## Task requirements:
Find and copy each line of the records where the string "Aleksandrov" shows up.

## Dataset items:
----------------------------------------
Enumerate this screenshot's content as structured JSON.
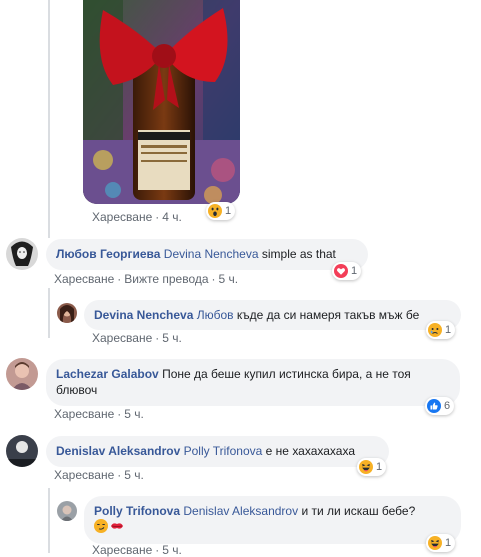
{
  "photo_comment": {
    "like_label": "Харесване",
    "time": "4 ч.",
    "reaction_count": "1",
    "reaction": "wow"
  },
  "comments": [
    {
      "author": "Любов Георгиева",
      "mention": "Devina Nencheva",
      "text": "simple as that",
      "like_label": "Харесване",
      "translate_label": "Вижте превода",
      "time": "5 ч.",
      "reaction": "love",
      "reaction_count": "1"
    },
    {
      "author": "Devina Nencheva",
      "mention": "Любов",
      "text": "къде да си намеря такъв мъж бе",
      "like_label": "Харесване",
      "time": "5 ч.",
      "reaction": "sad",
      "reaction_count": "1"
    },
    {
      "author": "Lachezar Galabov",
      "text_line1": "Поне да беше купил истинска бира, а не тоя",
      "text_line2": "блювоч",
      "like_label": "Харесване",
      "time": "5 ч.",
      "reaction": "like",
      "reaction_count": "6"
    },
    {
      "author": "Denislav Aleksandrov",
      "mention": "Polly Trifonova",
      "text": "е не хахахахаха",
      "like_label": "Харесване",
      "time": "5 ч.",
      "reaction": "haha",
      "reaction_count": "1"
    },
    {
      "author": "Polly Trifonova",
      "mention": "Denislav Aleksandrov",
      "text": "и ти ли искаш бебе?",
      "like_label": "Харесване",
      "time": "5 ч.",
      "reaction": "haha",
      "reaction_count": "1",
      "inline_emojis": [
        "smirk-emoji",
        "kiss-mark-emoji"
      ]
    }
  ],
  "separator": "·",
  "colors": {
    "link": "#385898",
    "bubble": "#f2f3f5",
    "meta": "#606770",
    "like_blue": "#1877f2",
    "love_red": "#f33e58",
    "emoji_yellow": "#f7b125"
  }
}
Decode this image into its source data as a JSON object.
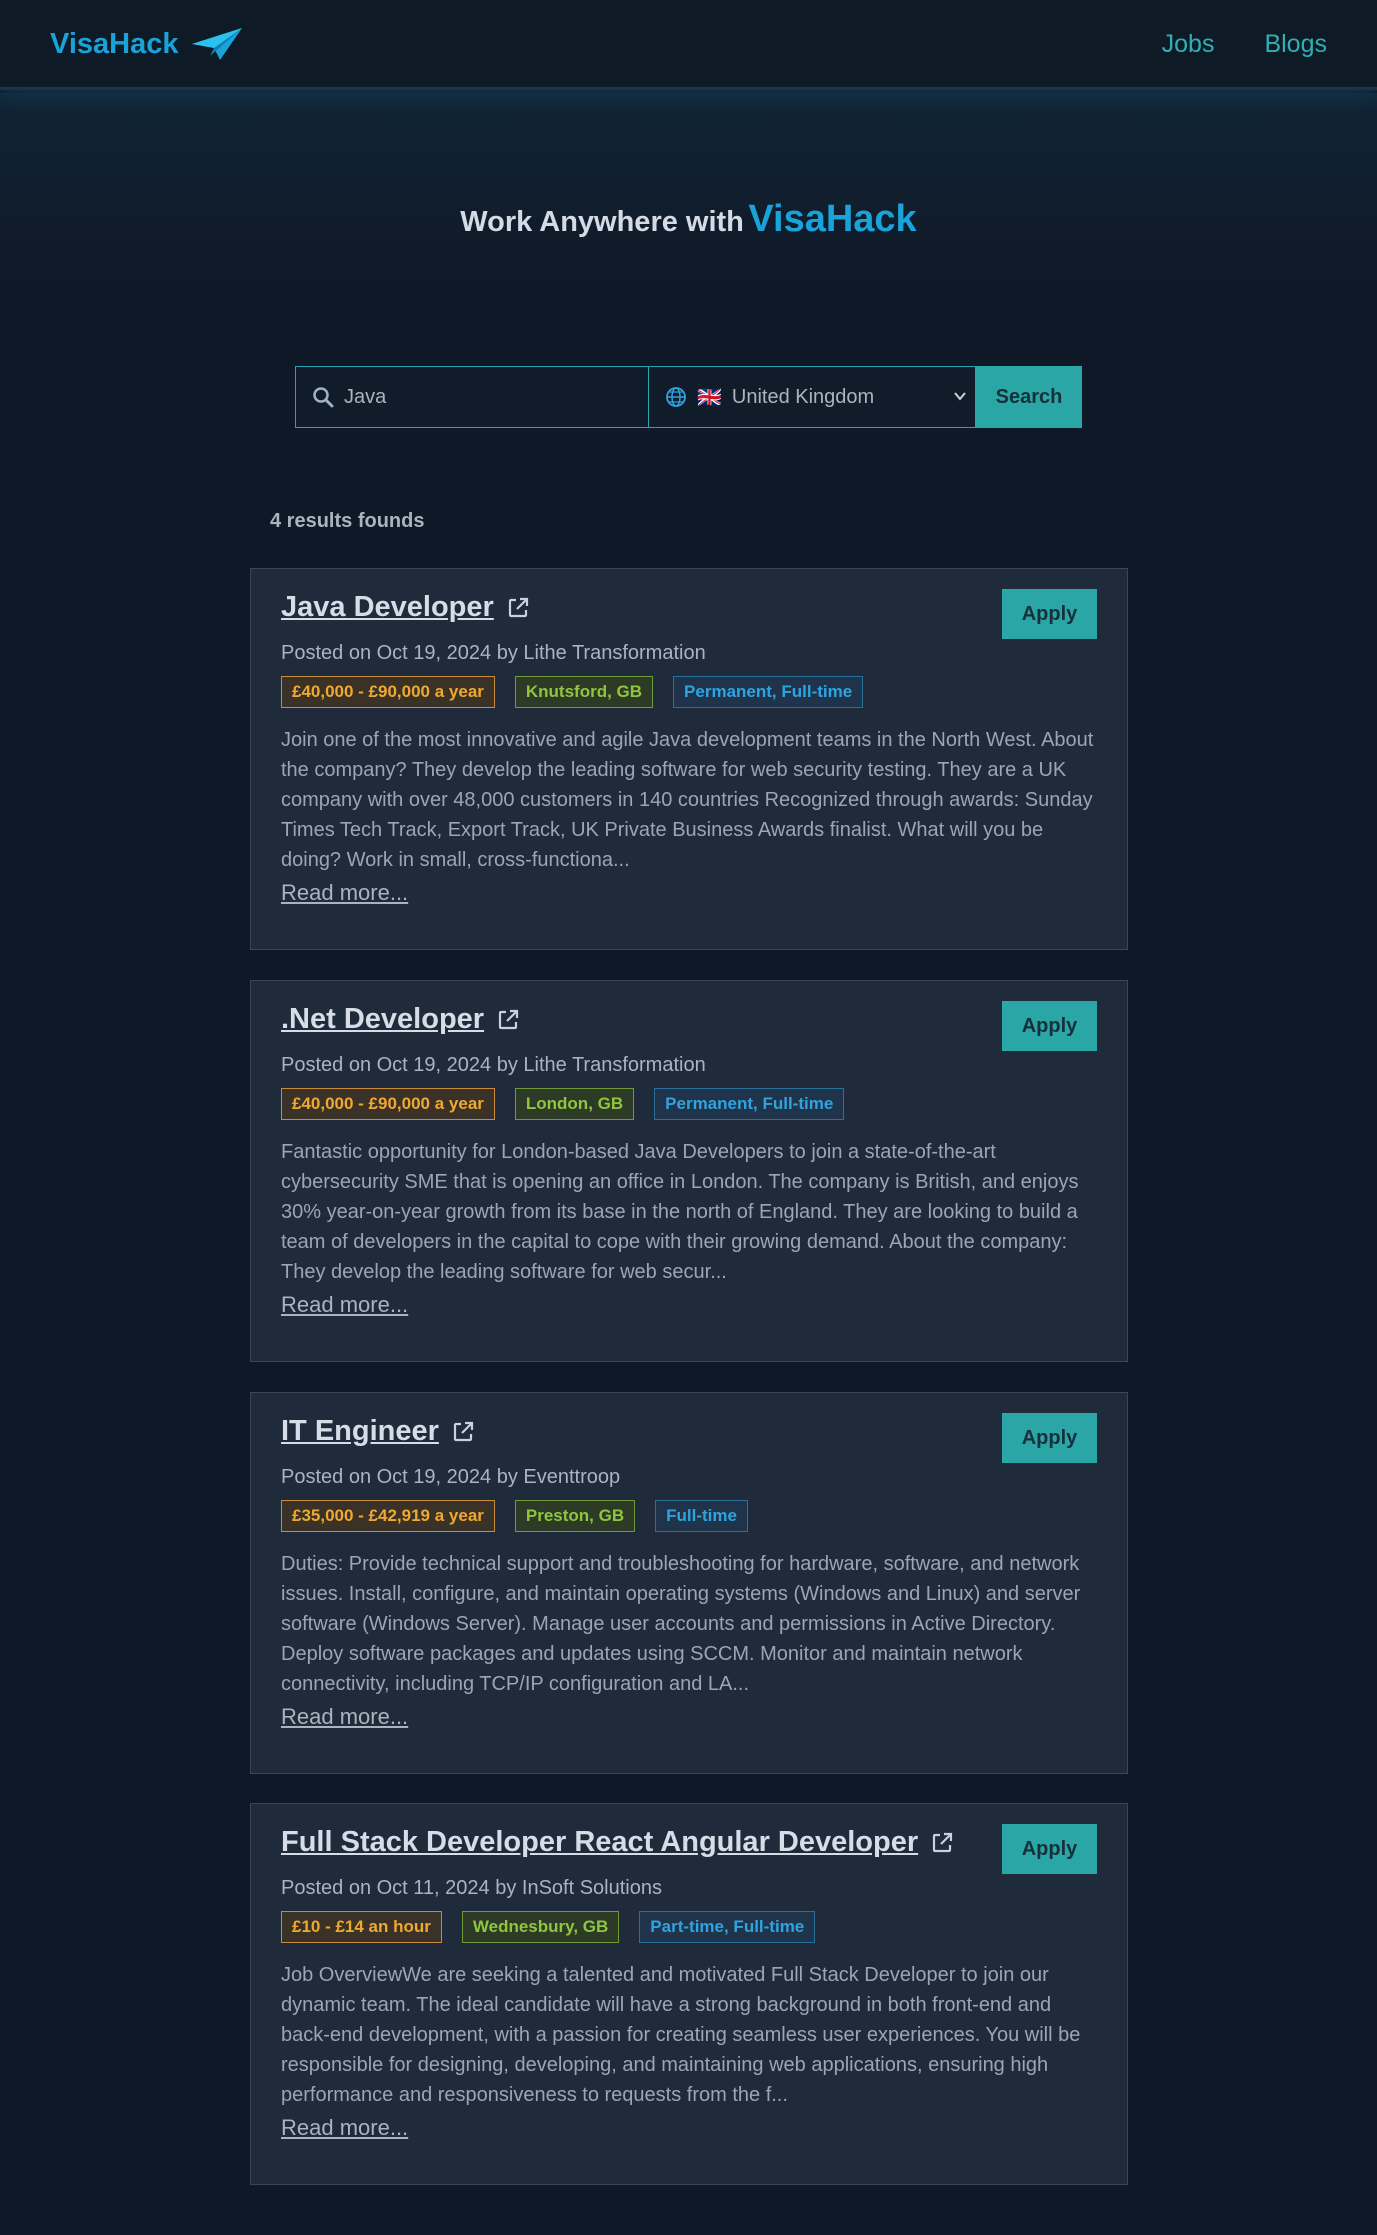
----------------------------------------
## Worked solution:
      "author": "Denislav Aleksandrov",
      "mention": "Denislav Aleksandrov",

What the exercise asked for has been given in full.